(Selected excerpt):
In 2005, he and Neil Patel built one of the first podcasting advertising networks, Fruitcast. The service automatically inserted 15-second ads into podcasts. The problem? They were charging advertisers a $250 CPM (cost per thousand impressions)—way higher than what radio stations were charging for ads.
“We didn’t know that,” Shah admits. “That’s bad. It was horrible.” There was no proven ROI from podcasts yet, and there they were charging more than radio rates.
“We didn’t go talk to advertisers,” he says. “We just assumed we were going to charge something and podcasters would be happy, advertisers would be happy. It’s all good.”
But it was not all good. Fruitcast tanked.
The partner they were working with at the time said he was hoping something magical would happen. “I don’t wait for magic,” Shah says. “I make the magic happen. And the way you make the magic happen is by making sure that what you’re doing makes sense to the market and people are willing to pay you for it.”
Pick a Big Market
Aside from having a great product and a great team, what does a startup need to do to be successful?
“Pick a big market,” Shah stresses. “That’s probably the biggest lesson I’ve learned in my life: Pick the biggest market you possibly can and go after it.”
Market size can refer to either customers or dollars. Enterprise might mean a low number of customers, but high dollars, while consumer markets might mean a high number of customers, but lower dollars.
“For example, even today, if you built an email service provider, you will make money if you stay in it long enough, you know what I’m saying?”
With new email service providers popping up seemingly every week, we had to ask why people keep starting them.
“’Cause it’s a big market,” he explains. “Everyone needs to send email. … You know why I’m in the document space? It’s a big market. Everybody on the planet that has a computer uses documents, man.”
But what about that old adage, “the riches are in the niches”?
“The riches could start in the niches,” Shah says, “but make sure you can go after a big market once you start in that niche.”
For example, if you’re in real estate, Shah says you could start with realtors in a specific area (a niche), but if you have bigger aspirations, you’ll want to make sure you’ll be able to expand to other markets later.
“Don’t pick a market that’s so small that by the time you get, like, half of it, you’re making, like, 2 million bucks a year,” Shah says with a laugh (though, for some, that might sound like an enviable achievement). “Sorry, that’s not going to get you anywhere. I’ll be the first one to tell you. So pick big markets.”

[Listings of elements and their boxes]

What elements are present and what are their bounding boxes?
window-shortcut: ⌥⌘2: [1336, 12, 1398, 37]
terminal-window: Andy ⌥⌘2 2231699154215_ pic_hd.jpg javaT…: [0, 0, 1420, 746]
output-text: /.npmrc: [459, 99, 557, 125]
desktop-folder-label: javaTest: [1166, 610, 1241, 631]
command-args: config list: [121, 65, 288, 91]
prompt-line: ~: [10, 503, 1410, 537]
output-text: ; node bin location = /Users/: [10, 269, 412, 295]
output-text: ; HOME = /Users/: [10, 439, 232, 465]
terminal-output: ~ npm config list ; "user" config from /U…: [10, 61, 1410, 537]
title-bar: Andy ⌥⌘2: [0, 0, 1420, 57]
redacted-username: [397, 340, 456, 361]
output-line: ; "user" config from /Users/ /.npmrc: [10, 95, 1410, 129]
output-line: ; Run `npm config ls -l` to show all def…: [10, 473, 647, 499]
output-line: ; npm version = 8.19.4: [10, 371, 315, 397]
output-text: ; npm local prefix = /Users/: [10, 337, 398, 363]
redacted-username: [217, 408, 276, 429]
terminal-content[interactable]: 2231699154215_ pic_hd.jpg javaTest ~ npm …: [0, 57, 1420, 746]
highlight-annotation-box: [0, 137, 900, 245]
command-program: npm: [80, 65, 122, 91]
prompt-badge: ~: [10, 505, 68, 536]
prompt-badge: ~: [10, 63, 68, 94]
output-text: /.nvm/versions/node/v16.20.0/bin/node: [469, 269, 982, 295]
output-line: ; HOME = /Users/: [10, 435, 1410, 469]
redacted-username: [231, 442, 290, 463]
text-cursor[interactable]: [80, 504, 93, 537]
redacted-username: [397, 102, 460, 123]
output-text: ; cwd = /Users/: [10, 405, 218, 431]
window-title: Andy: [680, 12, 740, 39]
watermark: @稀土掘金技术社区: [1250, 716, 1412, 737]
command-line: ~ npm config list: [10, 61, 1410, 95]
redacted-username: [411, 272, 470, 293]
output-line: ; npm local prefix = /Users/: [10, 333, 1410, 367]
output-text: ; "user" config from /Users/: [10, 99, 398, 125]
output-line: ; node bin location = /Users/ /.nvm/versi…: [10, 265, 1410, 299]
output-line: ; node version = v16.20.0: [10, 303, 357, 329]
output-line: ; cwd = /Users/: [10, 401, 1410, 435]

(Task list):
**a)** In the excerpt on startup lessons, what CPM did Fruitcast charge advertisers?
**b)** Carry on the excerpt on startup lessons from the point where it stops.

(Replies):
**a)** $250.

**b)**
Beware the Churn
Over the last year or so, Shah has delved into online course creation, a new world for him. “I think it’s harder to sell than software,” he says. “And I want to learn how to sell something that’s hard to sell.”
One of the things that makes selling courses so difficult when using a subscription model is churn—when customers discontinue their subscriptions. “In the education market, there tends to be high churn,” Shah says. “That’s the bottom line.”
If, for example, you sell online courses via a monthly subscription, students will churn out over time, Shah estimates at an average of about six months. “When you survey people, of course they’re going to say, ‘Gimme a subscription! I want it all.’ … But the thing they don’t tell you is that they’re not going to use the courses.”
But if your heart’s still set on a subscription model, where you give access to all your courses at once, Shah has a few tips. One, still sell courses individually, so people can buy any course at any time. And two, charge a yearly fee instead of a monthly fee. That way, you have an upsell to offer those who were planning on buying only one or two courses. Why not get all the courses for the same price as buying a couple of them? Plus, they’ll gain access to new courses in the new year.
“That’s just psychology,” he says. “As long as you can deliver on the promise, that could work. But here’s the thing—you should expect churn on that first year, and relatively high churn.”
But dealing with churn is second only to delivering the best course possible.
“If you’re building a course, in my opinion, the number one problem you want to solve that aligns with your customer and your business is them actually achieving the outcome you are promising them when you sell them the course,” he says.
“So it’s essentially course completion that I would be maniacally focused on in that market. Because if you are not maniacally focused on that, then you will have a very low completion rate and you will have very low satisfaction.”
Never Stop Inventing
If past behavior is the best predictor of future behavior, then it’s no surprise Shah is juggling multiple new projects. When asked what he’s excited to be working on right now, he can’t pick just one (“I could get excited about any of the things, any of the businesses I’m involved in,” he says). But he’s most excited about FYI, his new document organizing tool.
“That one gets me the most excited, because it’s the newest one,” he says. “It’s one where we’ve spent a lot of time researching it and really nailing the product experience.”
Even since our conversation, Shah has launched yet another product, a desktop app for FYI. A self-professed “product person,” he just can’t seem to stop inventing, and he sets the bar high for others, but mostly for himself.
“I want to solve a problem in a new, innovative way that no one else has done before and that is better than anyone else.”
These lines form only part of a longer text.